Tacoville seems a little too cool to be in Oklahoma City, doesn’t it?

Ran out of a crumbling strip-mall in a bleak part of town where S.W. 29th crosses with Newcastle Road, this mostly modest cash-only Tex-Mex joint, with its refrigerator case full of cheap beer and it’s precise menu of even cheaper eats, feels like something out of a Robert Rodriguez movie. You half expect Cheech Marin to be slinging tacos with expert vulgarity or Danny Trejo sitting in the back, cutting onions with a machete.

Located at 3502 Newcastle Rd., the décor inside is a loaded mix of touristy Mexican mementos and as many free beer promos as they could fit in the place, the very few scattered tables being cleaned by waitresses with rock and roll hair and the tatts to match. I would’ve killed for a Link Wray tune to start warbling overhead as I made my way to the counter, ready to pick an edible streetfight with their fabled menu in an effort to put my hunger down in a bloody blaze of glory.

While the more authentic taquerias are further up the street—and mas power to them—Tacoville has specialized in the unappreciated art of borderland-based fast food for over 50 years, proudly cooking up pots of ground beef and refried beans and steadily simmered nacho cheese every day as shredded lettuce, grated cheese and sliced jalapenos wait to be anonymously bedded like an airbrushed puta on the side of mi primo's custom van.

As my stomach rumbled, so did my loins.

I rattled off a series of menu items to the cashier and popped open a cheap domestic tallboy just to keep it full tilt boogie. A telenovela actress cried “Por que…por que?” over my left side while some news channel went about their business over my right while I genuflected over a take-out copy of the Tacoville menu and how just about everything here was two or three bucks. Most of this stuff ain’t even that cheap at the Bueno, baby.

§ PROVIDED DATA:

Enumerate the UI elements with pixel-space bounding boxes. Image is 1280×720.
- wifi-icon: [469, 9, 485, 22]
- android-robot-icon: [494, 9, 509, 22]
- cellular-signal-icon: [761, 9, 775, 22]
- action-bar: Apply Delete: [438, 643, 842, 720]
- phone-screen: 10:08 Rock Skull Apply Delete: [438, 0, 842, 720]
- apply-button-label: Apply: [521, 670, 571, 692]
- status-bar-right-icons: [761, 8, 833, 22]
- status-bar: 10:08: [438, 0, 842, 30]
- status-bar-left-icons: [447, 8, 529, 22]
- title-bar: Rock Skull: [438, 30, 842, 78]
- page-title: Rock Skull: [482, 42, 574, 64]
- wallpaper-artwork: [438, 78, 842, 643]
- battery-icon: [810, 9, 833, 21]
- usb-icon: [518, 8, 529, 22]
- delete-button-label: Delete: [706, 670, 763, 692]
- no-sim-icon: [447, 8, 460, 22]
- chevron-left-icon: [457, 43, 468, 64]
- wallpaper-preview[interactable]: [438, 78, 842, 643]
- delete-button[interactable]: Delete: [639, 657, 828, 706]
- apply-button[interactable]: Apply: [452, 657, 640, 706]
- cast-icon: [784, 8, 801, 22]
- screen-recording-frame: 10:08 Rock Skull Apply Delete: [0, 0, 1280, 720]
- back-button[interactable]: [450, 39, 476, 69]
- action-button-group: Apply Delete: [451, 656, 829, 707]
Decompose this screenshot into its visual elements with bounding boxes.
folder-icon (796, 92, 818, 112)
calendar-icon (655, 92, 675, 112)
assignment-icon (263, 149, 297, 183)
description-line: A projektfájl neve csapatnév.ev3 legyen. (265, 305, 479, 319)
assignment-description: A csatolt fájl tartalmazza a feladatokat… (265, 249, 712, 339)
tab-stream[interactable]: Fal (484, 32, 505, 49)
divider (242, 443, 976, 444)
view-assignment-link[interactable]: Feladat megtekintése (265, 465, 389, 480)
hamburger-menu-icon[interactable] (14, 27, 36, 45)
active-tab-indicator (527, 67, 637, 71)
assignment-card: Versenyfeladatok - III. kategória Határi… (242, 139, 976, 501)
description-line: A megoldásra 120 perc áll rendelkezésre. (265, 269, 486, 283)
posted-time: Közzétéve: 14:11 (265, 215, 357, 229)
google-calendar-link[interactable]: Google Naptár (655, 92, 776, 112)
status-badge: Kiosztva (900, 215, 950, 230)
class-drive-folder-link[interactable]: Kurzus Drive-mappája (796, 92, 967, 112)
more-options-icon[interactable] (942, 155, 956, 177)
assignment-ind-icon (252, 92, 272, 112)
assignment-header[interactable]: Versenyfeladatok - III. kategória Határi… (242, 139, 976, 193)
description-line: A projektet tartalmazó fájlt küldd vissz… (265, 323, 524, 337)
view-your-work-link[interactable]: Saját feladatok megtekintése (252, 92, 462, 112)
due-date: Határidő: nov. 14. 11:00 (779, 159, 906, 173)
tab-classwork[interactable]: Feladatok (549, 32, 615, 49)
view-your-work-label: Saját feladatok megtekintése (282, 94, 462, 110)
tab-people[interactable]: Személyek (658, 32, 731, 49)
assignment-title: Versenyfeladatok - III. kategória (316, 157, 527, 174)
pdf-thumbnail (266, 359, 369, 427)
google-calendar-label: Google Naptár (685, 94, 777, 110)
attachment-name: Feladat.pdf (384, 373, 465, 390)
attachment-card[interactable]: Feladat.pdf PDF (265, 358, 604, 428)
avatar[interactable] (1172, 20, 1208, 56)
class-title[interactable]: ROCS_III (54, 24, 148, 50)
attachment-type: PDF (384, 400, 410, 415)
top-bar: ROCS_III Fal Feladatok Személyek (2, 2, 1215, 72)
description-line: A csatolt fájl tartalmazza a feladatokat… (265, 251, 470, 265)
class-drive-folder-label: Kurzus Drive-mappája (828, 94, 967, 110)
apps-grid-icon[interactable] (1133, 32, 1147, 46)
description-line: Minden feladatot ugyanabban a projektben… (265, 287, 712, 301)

§ TASK INSTRUCTIONS:
1: Reproduce the part of the Tacoville review starting with "While the more" and going on through "did my loins.".
2: Based on the Tacoville review, say yes or no to each statement and quote the words that decide it: (a) Tacoville takes only cash. (b) The more authentic taquerias are further down the street. (c) Tacoville has been making its fast food for over 50 years.
3: Extend the Tacoville review past its last sentence.

§ EXPECTED RESPONSES:
1:
While the more authentic taquerias are further up the street—and mas power to them—Tacoville has specialized in the unappreciated art of borderland-based fast food for over 50 years, proudly cooking up pots of ground beef and refried beans and steadily simmered nacho cheese every day as shredded lettuce, grated cheese and sliced jalapenos wait to be anonymously bedded like an airbrushed puta on the side of mi primo's custom van.

As my stomach rumbled, so did my loins.

2:
(a) Yes: "this mostly modest cash-only Tex-Mex joint"
(b) No: "the more authentic taquerias are further up the street"
(c) Yes: "Tacoville has specialized in the unappreciated art of borderland-based fast food for over 50 years"

3:
Looking like something from the Tres Hombres gatefold, as I unwrapped my tacos with a slight tremble of Christmas morning enthusiasm, the basic hardshell ($1.39) was noticeably packed with plenty of beef, cheese and their homemade sauce; with a crisp, freshly made taste that took me back to those homemade tacos I was born and bred on growing up in Tejas, right down to the toasted shell that didn’t crack as much as it did crunch, I could’ve gotten up and taken a bag of these little darlings home and been five-star satisfied.

That goes double for the chicken soft taco ($2.39), hoss. A couple of strips of grilled pollo dowsed in a dangerously spicy marinade are crammed into a fresh tortilla with sour cream, onions and cheese come together beautifully like a Tejano jam at Gruene Hall. A few extra squirts of the red-hot bitch-slap that their house hot sauce and I should’ve been done, but then the hot glisteningly greasy mess that is the nacho supreme ($1.89) made eyes at me from across the room; a fat fried corn tortilla made up all nice and pretty with beef, cheese, hot sauce and jalapenos, wrap it up, son…I’ll take it.

As the Okie sun started to set and I was scraping bare any errant remains of both a chicken burrito ($5.19) and a chili burrito ($4.49) like a child told to clean his plate, I pushed my tray away, wholly satisfied. That was the type of classic Tex-Mex meal, I thought, where once you’re done and step outside the door, who’s gonna be waiting but three leggy dimes and a custom 1933 Ford Coupe nicknamed the “Eliminator,” waiting to drive you and your full Tejano belly off into the desert dusk. Cómpralo ya!